GIVEN DATA

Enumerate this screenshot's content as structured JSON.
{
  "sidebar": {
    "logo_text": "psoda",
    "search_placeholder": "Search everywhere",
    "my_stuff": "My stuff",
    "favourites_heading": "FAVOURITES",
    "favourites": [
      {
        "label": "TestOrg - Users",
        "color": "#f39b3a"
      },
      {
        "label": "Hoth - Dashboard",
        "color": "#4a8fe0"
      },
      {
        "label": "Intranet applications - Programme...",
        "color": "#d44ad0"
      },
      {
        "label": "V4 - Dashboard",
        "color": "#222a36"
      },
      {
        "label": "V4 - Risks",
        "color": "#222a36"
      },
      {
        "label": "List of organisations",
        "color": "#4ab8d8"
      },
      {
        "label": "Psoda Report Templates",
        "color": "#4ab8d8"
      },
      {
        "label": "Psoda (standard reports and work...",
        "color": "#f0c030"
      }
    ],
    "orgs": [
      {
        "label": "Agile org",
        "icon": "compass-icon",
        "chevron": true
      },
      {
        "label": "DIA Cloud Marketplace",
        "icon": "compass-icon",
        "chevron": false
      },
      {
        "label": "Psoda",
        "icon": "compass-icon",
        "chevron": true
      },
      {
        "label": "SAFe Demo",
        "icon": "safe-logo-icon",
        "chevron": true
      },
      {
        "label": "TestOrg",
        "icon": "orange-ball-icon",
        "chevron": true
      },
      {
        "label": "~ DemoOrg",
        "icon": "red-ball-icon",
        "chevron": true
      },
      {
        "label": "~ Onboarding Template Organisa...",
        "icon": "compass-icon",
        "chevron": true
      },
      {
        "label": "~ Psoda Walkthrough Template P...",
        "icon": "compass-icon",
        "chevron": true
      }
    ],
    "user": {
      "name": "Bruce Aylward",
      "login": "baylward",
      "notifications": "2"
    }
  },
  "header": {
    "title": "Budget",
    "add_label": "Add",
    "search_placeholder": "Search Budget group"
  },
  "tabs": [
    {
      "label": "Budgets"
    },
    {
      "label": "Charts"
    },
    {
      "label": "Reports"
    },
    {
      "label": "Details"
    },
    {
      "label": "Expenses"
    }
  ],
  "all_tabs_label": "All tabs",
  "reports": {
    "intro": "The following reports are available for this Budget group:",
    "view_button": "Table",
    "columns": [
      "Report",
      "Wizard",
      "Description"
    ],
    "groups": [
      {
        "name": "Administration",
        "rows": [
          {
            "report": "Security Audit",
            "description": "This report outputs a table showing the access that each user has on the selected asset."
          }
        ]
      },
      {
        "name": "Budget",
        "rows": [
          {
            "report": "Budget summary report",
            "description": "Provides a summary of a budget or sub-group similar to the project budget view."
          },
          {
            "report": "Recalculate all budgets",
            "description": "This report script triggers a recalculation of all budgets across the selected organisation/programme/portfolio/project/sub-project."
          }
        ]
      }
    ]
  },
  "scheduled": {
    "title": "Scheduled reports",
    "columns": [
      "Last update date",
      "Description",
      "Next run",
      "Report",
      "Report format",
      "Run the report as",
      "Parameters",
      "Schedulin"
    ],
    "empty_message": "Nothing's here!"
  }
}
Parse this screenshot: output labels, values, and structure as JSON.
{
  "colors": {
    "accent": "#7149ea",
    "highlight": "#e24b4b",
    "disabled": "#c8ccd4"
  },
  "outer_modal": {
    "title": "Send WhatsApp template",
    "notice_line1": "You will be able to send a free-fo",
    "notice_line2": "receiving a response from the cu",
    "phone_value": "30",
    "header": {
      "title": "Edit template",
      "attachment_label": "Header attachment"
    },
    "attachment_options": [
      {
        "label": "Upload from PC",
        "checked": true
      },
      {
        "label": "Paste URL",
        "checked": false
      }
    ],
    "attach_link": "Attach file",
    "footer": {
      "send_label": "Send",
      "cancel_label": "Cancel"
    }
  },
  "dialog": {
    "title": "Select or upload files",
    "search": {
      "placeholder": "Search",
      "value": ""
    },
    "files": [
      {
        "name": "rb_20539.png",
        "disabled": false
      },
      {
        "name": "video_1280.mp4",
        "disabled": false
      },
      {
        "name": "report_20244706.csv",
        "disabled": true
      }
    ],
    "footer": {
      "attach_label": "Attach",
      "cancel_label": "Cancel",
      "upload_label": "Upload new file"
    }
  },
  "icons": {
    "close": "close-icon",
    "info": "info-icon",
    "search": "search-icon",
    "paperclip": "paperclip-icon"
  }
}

EXERCISE DESCRIPTION
Find every line that holds "name" and copy it.

RESULT OF THIS TASK
      "name": "Bruce Aylward",
        "name": "Administration",
        "name": "Budget",
        "name": "rb_20539.png",
        "name": "video_1280.mp4",
        "name": "report_20244706.csv",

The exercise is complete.